**AIM**
Make an exact copy of the records, dropping all pictures.

* start *

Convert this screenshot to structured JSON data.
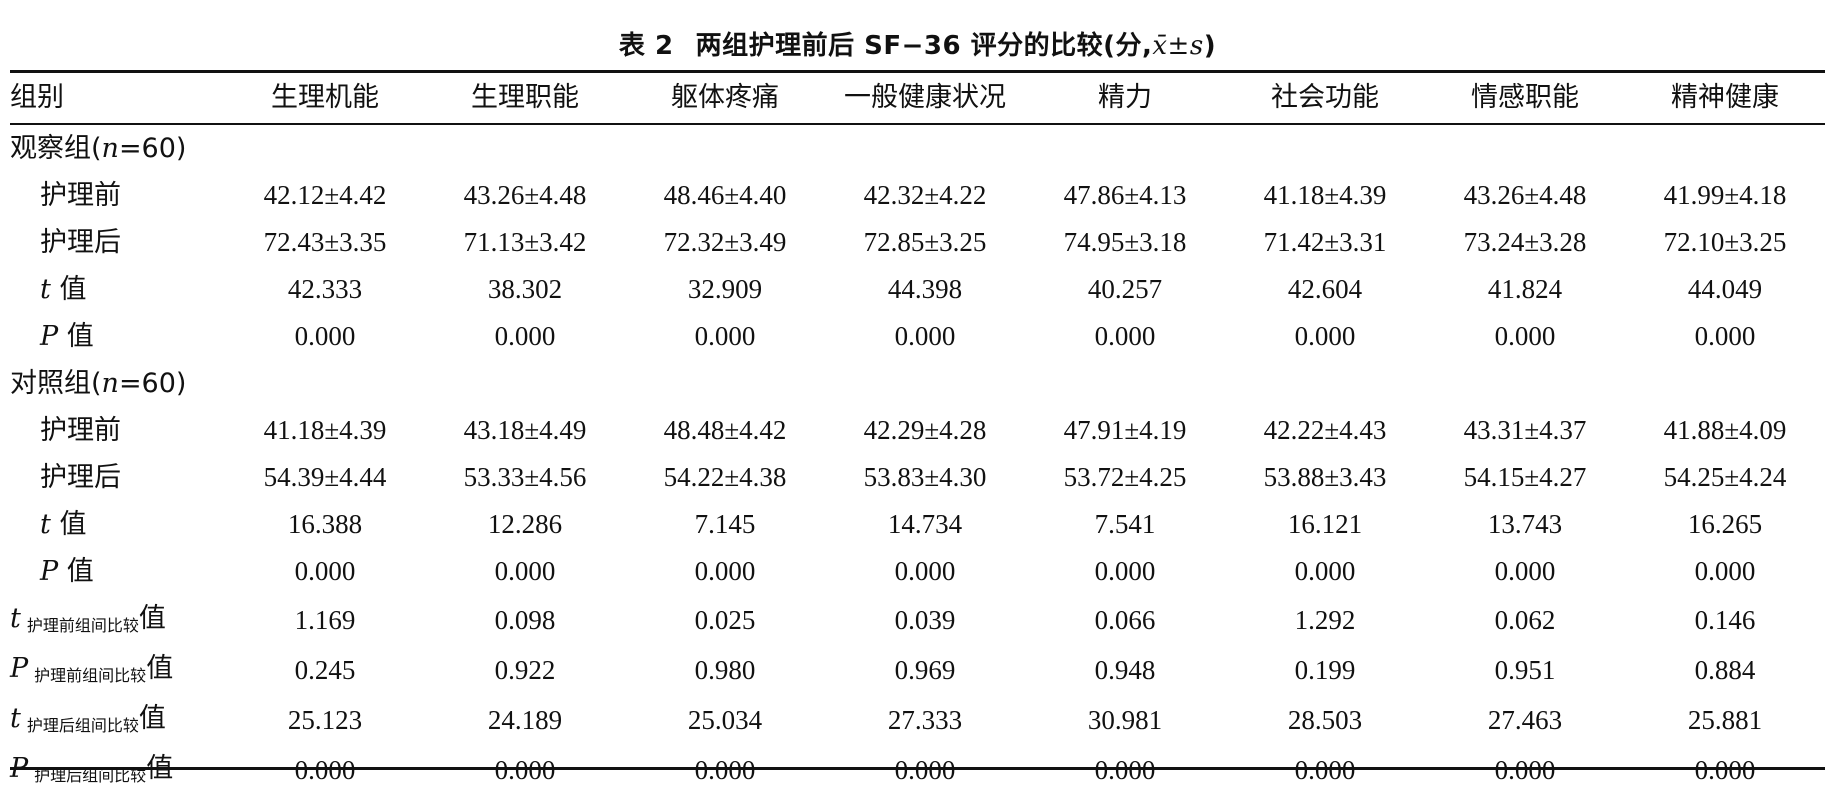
{
  "caption": {
    "label": "表 2",
    "title": "两组护理前后 SF−36 评分的比较(分,",
    "symbol": "x̄±s",
    "close": ")"
  },
  "table": {
    "headers": [
      "组别",
      "生理机能",
      "生理职能",
      "躯体疼痛",
      "一般健康状况",
      "精力",
      "社会功能",
      "情感职能",
      "精神健康"
    ],
    "observation_group": {
      "label_prefix": "观察组(",
      "label_n": "n",
      "label_suffix": "=60)",
      "rows": [
        {
          "label": "护理前",
          "values": [
            "42.12±4.42",
            "43.26±4.48",
            "48.46±4.40",
            "42.32±4.22",
            "47.86±4.13",
            "41.18±4.39",
            "43.26±4.48",
            "41.99±4.18"
          ]
        },
        {
          "label": "护理后",
          "values": [
            "72.43±3.35",
            "71.13±3.42",
            "72.32±3.49",
            "72.85±3.25",
            "74.95±3.18",
            "71.42±3.31",
            "73.24±3.28",
            "72.10±3.25"
          ]
        },
        {
          "stat": "t",
          "label": "值",
          "values": [
            "42.333",
            "38.302",
            "32.909",
            "44.398",
            "40.257",
            "42.604",
            "41.824",
            "44.049"
          ]
        },
        {
          "stat": "P",
          "label": "值",
          "values": [
            "0.000",
            "0.000",
            "0.000",
            "0.000",
            "0.000",
            "0.000",
            "0.000",
            "0.000"
          ]
        }
      ]
    },
    "control_group": {
      "label_prefix": "对照组(",
      "label_n": "n",
      "label_suffix": "=60)",
      "rows": [
        {
          "label": "护理前",
          "values": [
            "41.18±4.39",
            "43.18±4.49",
            "48.48±4.42",
            "42.29±4.28",
            "47.91±4.19",
            "42.22±4.43",
            "43.31±4.37",
            "41.88±4.09"
          ]
        },
        {
          "label": "护理后",
          "values": [
            "54.39±4.44",
            "53.33±4.56",
            "54.22±4.38",
            "53.83±4.30",
            "53.72±4.25",
            "53.88±3.43",
            "54.15±4.27",
            "54.25±4.24"
          ]
        },
        {
          "stat": "t",
          "label": "值",
          "values": [
            "16.388",
            "12.286",
            "7.145",
            "14.734",
            "7.541",
            "16.121",
            "13.743",
            "16.265"
          ]
        },
        {
          "stat": "P",
          "label": "值",
          "values": [
            "0.000",
            "0.000",
            "0.000",
            "0.000",
            "0.000",
            "0.000",
            "0.000",
            "0.000"
          ]
        }
      ]
    },
    "between_group": [
      {
        "stat": "t",
        "subscript": "护理前组间比较",
        "label": "值",
        "values": [
          "1.169",
          "0.098",
          "0.025",
          "0.039",
          "0.066",
          "1.292",
          "0.062",
          "0.146"
        ]
      },
      {
        "stat": "P",
        "subscript": "护理前组间比较",
        "label": "值",
        "values": [
          "0.245",
          "0.922",
          "0.980",
          "0.969",
          "0.948",
          "0.199",
          "0.951",
          "0.884"
        ]
      },
      {
        "stat": "t",
        "subscript": "护理后组间比较",
        "label": "值",
        "values": [
          "25.123",
          "24.189",
          "25.034",
          "27.333",
          "30.981",
          "28.503",
          "27.463",
          "25.881"
        ]
      },
      {
        "stat": "P",
        "subscript": "护理后组间比较",
        "label": "值",
        "values": [
          "0.000",
          "0.000",
          "0.000",
          "0.000",
          "0.000",
          "0.000",
          "0.000",
          "0.000"
        ]
      }
    ]
  }
}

* end *

**FINAL RESULT**
Convert this screenshot to structured JSON data.
{
  "caption": {
    "label": "表 2",
    "title": "两组护理前后 SF−36 评分的比较(分,",
    "symbol": "x̄±s",
    "close": ")"
  },
  "table": {
    "headers": [
      "组别",
      "生理机能",
      "生理职能",
      "躯体疼痛",
      "一般健康状况",
      "精力",
      "社会功能",
      "情感职能",
      "精神健康"
    ],
    "observation_group": {
      "label_prefix": "观察组(",
      "label_n": "n",
      "label_suffix": "=60)",
      "rows": [
        {
          "label": "护理前",
          "values": [
            "42.12±4.42",
            "43.26±4.48",
            "48.46±4.40",
            "42.32±4.22",
            "47.86±4.13",
            "41.18±4.39",
            "43.26±4.48",
            "41.99±4.18"
          ]
        },
        {
          "label": "护理后",
          "values": [
            "72.43±3.35",
            "71.13±3.42",
            "72.32±3.49",
            "72.85±3.25",
            "74.95±3.18",
            "71.42±3.31",
            "73.24±3.28",
            "72.10±3.25"
          ]
        },
        {
          "stat": "t",
          "label": "值",
          "values": [
            "42.333",
            "38.302",
            "32.909",
            "44.398",
            "40.257",
            "42.604",
            "41.824",
            "44.049"
          ]
        },
        {
          "stat": "P",
          "label": "值",
          "values": [
            "0.000",
            "0.000",
            "0.000",
            "0.000",
            "0.000",
            "0.000",
            "0.000",
            "0.000"
          ]
        }
      ]
    },
    "control_group": {
      "label_prefix": "对照组(",
      "label_n": "n",
      "label_suffix": "=60)",
      "rows": [
        {
          "label": "护理前",
          "values": [
            "41.18±4.39",
            "43.18±4.49",
            "48.48±4.42",
            "42.29±4.28",
            "47.91±4.19",
            "42.22±4.43",
            "43.31±4.37",
            "41.88±4.09"
          ]
        },
        {
          "label": "护理后",
          "values": [
            "54.39±4.44",
            "53.33±4.56",
            "54.22±4.38",
            "53.83±4.30",
            "53.72±4.25",
            "53.88±3.43",
            "54.15±4.27",
            "54.25±4.24"
          ]
        },
        {
          "stat": "t",
          "label": "值",
          "values": [
            "16.388",
            "12.286",
            "7.145",
            "14.734",
            "7.541",
            "16.121",
            "13.743",
            "16.265"
          ]
        },
        {
          "stat": "P",
          "label": "值",
          "values": [
            "0.000",
            "0.000",
            "0.000",
            "0.000",
            "0.000",
            "0.000",
            "0.000",
            "0.000"
          ]
        }
      ]
    },
    "between_group": [
      {
        "stat": "t",
        "subscript": "护理前组间比较",
        "label": "值",
        "values": [
          "1.169",
          "0.098",
          "0.025",
          "0.039",
          "0.066",
          "1.292",
          "0.062",
          "0.146"
        ]
      },
      {
        "stat": "P",
        "subscript": "护理前组间比较",
        "label": "值",
        "values": [
          "0.245",
          "0.922",
          "0.980",
          "0.969",
          "0.948",
          "0.199",
          "0.951",
          "0.884"
        ]
      },
      {
        "stat": "t",
        "subscript": "护理后组间比较",
        "label": "值",
        "values": [
          "25.123",
          "24.189",
          "25.034",
          "27.333",
          "30.981",
          "28.503",
          "27.463",
          "25.881"
        ]
      },
      {
        "stat": "P",
        "subscript": "护理后组间比较",
        "label": "值",
        "values": [
          "0.000",
          "0.000",
          "0.000",
          "0.000",
          "0.000",
          "0.000",
          "0.000",
          "0.000"
        ]
      }
    ]
  }
}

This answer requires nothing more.